WHAT THE EXERCISE ASKS:
Take the entries below and print all of them exactly, please.

• • •

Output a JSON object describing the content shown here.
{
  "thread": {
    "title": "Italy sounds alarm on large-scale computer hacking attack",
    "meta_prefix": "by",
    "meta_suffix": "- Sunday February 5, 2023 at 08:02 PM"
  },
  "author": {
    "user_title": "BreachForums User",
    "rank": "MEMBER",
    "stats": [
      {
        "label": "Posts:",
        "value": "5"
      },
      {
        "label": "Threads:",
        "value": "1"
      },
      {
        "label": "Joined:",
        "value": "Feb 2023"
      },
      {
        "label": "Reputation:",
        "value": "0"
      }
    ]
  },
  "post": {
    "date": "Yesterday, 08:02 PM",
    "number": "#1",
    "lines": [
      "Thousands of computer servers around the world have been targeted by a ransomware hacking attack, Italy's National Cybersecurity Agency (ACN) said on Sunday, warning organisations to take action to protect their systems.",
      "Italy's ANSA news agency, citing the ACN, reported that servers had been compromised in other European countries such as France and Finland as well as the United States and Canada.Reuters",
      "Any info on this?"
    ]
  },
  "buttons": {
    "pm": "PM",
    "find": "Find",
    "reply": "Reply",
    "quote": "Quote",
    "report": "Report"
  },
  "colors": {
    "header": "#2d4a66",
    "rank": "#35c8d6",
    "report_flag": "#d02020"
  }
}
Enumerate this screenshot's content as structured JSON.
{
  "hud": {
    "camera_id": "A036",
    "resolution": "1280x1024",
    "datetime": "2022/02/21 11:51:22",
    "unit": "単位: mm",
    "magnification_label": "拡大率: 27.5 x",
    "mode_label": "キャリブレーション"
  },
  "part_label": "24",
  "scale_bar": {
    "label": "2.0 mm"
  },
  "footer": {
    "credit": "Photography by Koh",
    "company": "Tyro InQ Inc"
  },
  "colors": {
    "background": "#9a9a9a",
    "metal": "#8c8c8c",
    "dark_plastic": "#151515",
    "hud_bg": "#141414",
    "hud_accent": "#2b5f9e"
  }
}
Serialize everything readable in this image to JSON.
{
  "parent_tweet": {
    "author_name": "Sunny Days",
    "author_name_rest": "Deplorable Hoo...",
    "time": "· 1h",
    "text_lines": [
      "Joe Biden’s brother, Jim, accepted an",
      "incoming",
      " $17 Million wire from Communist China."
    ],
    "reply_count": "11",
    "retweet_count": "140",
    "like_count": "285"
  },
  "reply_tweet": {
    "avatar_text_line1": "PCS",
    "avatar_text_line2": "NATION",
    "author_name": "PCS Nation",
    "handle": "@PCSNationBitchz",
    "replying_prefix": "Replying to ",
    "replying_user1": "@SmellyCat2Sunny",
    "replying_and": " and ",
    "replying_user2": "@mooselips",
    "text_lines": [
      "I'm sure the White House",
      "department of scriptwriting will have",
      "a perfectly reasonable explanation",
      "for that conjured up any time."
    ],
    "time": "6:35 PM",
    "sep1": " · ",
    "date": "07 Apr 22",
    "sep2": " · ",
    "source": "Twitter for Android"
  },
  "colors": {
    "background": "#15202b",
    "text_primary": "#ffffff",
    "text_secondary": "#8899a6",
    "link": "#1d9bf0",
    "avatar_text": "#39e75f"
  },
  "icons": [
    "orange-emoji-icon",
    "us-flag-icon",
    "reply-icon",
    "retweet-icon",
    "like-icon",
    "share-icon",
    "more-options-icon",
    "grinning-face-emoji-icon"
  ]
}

• • •

REPLY:
Output a JSON object describing the content shown here.
{
  "thread": {
    "title": "Italy sounds alarm on large-scale computer hacking attack",
    "meta_prefix": "by",
    "meta_suffix": "- Sunday February 5, 2023 at 08:02 PM"
  },
  "author": {
    "user_title": "BreachForums User",
    "rank": "MEMBER",
    "stats": [
      {
        "label": "Posts:",
        "value": "5"
      },
      {
        "label": "Threads:",
        "value": "1"
      },
      {
        "label": "Joined:",
        "value": "Feb 2023"
      },
      {
        "label": "Reputation:",
        "value": "0"
      }
    ]
  },
  "post": {
    "date": "Yesterday, 08:02 PM",
    "number": "#1",
    "lines": [
      "Thousands of computer servers around the world have been targeted by a ransomware hacking attack, Italy's National Cybersecurity Agency (ACN) said on Sunday, warning organisations to take action to protect their systems.",
      "Italy's ANSA news agency, citing the ACN, reported that servers had been compromised in other European countries such as France and Finland as well as the United States and Canada.Reuters",
      "Any info on this?"
    ]
  },
  "buttons": {
    "pm": "PM",
    "find": "Find",
    "reply": "Reply",
    "quote": "Quote",
    "report": "Report"
  },
  "colors": {
    "header": "#2d4a66",
    "rank": "#35c8d6",
    "report_flag": "#d02020"
  }
}
Enumerate this screenshot's content as structured JSON.
{
  "hud": {
    "camera_id": "A036",
    "resolution": "1280x1024",
    "datetime": "2022/02/21 11:51:22",
    "unit": "単位: mm",
    "magnification_label": "拡大率: 27.5 x",
    "mode_label": "キャリブレーション"
  },
  "part_label": "24",
  "scale_bar": {
    "label": "2.0 mm"
  },
  "footer": {
    "credit": "Photography by Koh",
    "company": "Tyro InQ Inc"
  },
  "colors": {
    "background": "#9a9a9a",
    "metal": "#8c8c8c",
    "dark_plastic": "#151515",
    "hud_bg": "#141414",
    "hud_accent": "#2b5f9e"
  }
}
Serialize everything readable in this image to JSON.
{
  "parent_tweet": {
    "author_name": "Sunny Days",
    "author_name_rest": "Deplorable Hoo...",
    "time": "· 1h",
    "text_lines": [
      "Joe Biden’s brother, Jim, accepted an",
      "incoming",
      " $17 Million wire from Communist China."
    ],
    "reply_count": "11",
    "retweet_count": "140",
    "like_count": "285"
  },
  "reply_tweet": {
    "avatar_text_line1": "PCS",
    "avatar_text_line2": "NATION",
    "author_name": "PCS Nation",
    "handle": "@PCSNationBitchz",
    "replying_prefix": "Replying to ",
    "replying_user1": "@SmellyCat2Sunny",
    "replying_and": " and ",
    "replying_user2": "@mooselips",
    "text_lines": [
      "I'm sure the White House",
      "department of scriptwriting will have",
      "a perfectly reasonable explanation",
      "for that conjured up any time."
    ],
    "time": "6:35 PM",
    "sep1": " · ",
    "date": "07 Apr 22",
    "sep2": " · ",
    "source": "Twitter for Android"
  },
  "colors": {
    "background": "#15202b",
    "text_primary": "#ffffff",
    "text_secondary": "#8899a6",
    "link": "#1d9bf0",
    "avatar_text": "#39e75f"
  },
  "icons": [
    "orange-emoji-icon",
    "us-flag-icon",
    "reply-icon",
    "retweet-icon",
    "like-icon",
    "share-icon",
    "more-options-icon",
    "grinning-face-emoji-icon"
  ]
}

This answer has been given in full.